* _DO THIS_: Print every record below exactly as written.

---- DATA SHOWN

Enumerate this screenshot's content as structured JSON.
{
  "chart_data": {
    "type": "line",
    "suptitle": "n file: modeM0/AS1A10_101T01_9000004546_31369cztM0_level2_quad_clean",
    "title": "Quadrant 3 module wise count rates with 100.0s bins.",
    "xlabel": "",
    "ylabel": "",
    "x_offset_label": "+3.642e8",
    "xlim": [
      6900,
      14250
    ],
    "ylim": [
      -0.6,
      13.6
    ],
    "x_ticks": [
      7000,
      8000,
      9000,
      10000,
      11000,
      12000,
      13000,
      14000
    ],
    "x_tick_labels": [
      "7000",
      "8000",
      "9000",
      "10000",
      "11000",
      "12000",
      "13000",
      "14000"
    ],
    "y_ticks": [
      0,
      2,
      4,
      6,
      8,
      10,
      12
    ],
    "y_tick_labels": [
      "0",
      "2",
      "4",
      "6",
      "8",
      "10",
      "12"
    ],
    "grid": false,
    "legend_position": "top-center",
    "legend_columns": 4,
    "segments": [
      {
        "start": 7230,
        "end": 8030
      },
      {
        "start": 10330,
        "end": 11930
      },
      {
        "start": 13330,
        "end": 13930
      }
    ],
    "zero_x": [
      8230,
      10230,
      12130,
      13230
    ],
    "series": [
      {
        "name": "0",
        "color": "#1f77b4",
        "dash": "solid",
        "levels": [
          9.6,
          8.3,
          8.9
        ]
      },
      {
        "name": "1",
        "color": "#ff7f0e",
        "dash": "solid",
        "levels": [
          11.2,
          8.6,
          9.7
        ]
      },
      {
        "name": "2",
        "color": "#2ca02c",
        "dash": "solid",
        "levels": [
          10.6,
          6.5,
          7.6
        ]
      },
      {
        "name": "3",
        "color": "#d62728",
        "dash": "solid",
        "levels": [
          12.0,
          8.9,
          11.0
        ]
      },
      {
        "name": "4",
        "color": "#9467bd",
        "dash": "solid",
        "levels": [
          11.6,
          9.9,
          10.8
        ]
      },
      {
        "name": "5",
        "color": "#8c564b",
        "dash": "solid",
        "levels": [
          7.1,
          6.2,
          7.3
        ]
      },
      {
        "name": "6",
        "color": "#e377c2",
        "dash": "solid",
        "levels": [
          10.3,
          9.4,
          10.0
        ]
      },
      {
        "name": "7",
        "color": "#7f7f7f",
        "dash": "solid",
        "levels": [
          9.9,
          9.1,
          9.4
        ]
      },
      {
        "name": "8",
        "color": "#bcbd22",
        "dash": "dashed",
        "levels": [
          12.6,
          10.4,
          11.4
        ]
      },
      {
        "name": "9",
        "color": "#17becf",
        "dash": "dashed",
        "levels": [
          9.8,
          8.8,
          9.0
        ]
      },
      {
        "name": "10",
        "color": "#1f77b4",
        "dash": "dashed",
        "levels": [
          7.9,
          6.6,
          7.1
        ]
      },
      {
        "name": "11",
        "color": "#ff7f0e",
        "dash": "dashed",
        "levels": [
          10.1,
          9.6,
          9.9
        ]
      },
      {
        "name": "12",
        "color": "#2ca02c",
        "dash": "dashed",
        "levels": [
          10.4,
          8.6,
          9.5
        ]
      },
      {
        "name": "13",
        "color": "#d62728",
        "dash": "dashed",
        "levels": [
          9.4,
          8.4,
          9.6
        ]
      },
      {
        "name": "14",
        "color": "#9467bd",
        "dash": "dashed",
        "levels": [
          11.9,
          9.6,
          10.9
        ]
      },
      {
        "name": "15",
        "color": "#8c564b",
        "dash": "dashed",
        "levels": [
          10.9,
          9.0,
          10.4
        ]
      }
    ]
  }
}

--------

* _SOLUTION FOR THIS PROBLEM_:
Enumerate this screenshot's content as structured JSON.
{
  "chart_data": {
    "type": "line",
    "suptitle": "n file: modeM0/AS1A10_101T01_9000004546_31369cztM0_level2_quad_clean",
    "title": "Quadrant 3 module wise count rates with 100.0s bins.",
    "xlabel": "",
    "ylabel": "",
    "x_offset_label": "+3.642e8",
    "xlim": [
      6900,
      14250
    ],
    "ylim": [
      -0.6,
      13.6
    ],
    "x_ticks": [
      7000,
      8000,
      9000,
      10000,
      11000,
      12000,
      13000,
      14000
    ],
    "x_tick_labels": [
      "7000",
      "8000",
      "9000",
      "10000",
      "11000",
      "12000",
      "13000",
      "14000"
    ],
    "y_ticks": [
      0,
      2,
      4,
      6,
      8,
      10,
      12
    ],
    "y_tick_labels": [
      "0",
      "2",
      "4",
      "6",
      "8",
      "10",
      "12"
    ],
    "grid": false,
    "legend_position": "top-center",
    "legend_columns": 4,
    "segments": [
      {
        "start": 7230,
        "end": 8030
      },
      {
        "start": 10330,
        "end": 11930
      },
      {
        "start": 13330,
        "end": 13930
      }
    ],
    "zero_x": [
      8230,
      10230,
      12130,
      13230
    ],
    "series": [
      {
        "name": "0",
        "color": "#1f77b4",
        "dash": "solid",
        "levels": [
          9.6,
          8.3,
          8.9
        ]
      },
      {
        "name": "1",
        "color": "#ff7f0e",
        "dash": "solid",
        "levels": [
          11.2,
          8.6,
          9.7
        ]
      },
      {
        "name": "2",
        "color": "#2ca02c",
        "dash": "solid",
        "levels": [
          10.6,
          6.5,
          7.6
        ]
      },
      {
        "name": "3",
        "color": "#d62728",
        "dash": "solid",
        "levels": [
          12.0,
          8.9,
          11.0
        ]
      },
      {
        "name": "4",
        "color": "#9467bd",
        "dash": "solid",
        "levels": [
          11.6,
          9.9,
          10.8
        ]
      },
      {
        "name": "5",
        "color": "#8c564b",
        "dash": "solid",
        "levels": [
          7.1,
          6.2,
          7.3
        ]
      },
      {
        "name": "6",
        "color": "#e377c2",
        "dash": "solid",
        "levels": [
          10.3,
          9.4,
          10.0
        ]
      },
      {
        "name": "7",
        "color": "#7f7f7f",
        "dash": "solid",
        "levels": [
          9.9,
          9.1,
          9.4
        ]
      },
      {
        "name": "8",
        "color": "#bcbd22",
        "dash": "dashed",
        "levels": [
          12.6,
          10.4,
          11.4
        ]
      },
      {
        "name": "9",
        "color": "#17becf",
        "dash": "dashed",
        "levels": [
          9.8,
          8.8,
          9.0
        ]
      },
      {
        "name": "10",
        "color": "#1f77b4",
        "dash": "dashed",
        "levels": [
          7.9,
          6.6,
          7.1
        ]
      },
      {
        "name": "11",
        "color": "#ff7f0e",
        "dash": "dashed",
        "levels": [
          10.1,
          9.6,
          9.9
        ]
      },
      {
        "name": "12",
        "color": "#2ca02c",
        "dash": "dashed",
        "levels": [
          10.4,
          8.6,
          9.5
        ]
      },
      {
        "name": "13",
        "color": "#d62728",
        "dash": "dashed",
        "levels": [
          9.4,
          8.4,
          9.6
        ]
      },
      {
        "name": "14",
        "color": "#9467bd",
        "dash": "dashed",
        "levels": [
          11.9,
          9.6,
          10.9
        ]
      },
      {
        "name": "15",
        "color": "#8c564b",
        "dash": "dashed",
        "levels": [
          10.9,
          9.0,
          10.4
        ]
      }
    ]
  }
}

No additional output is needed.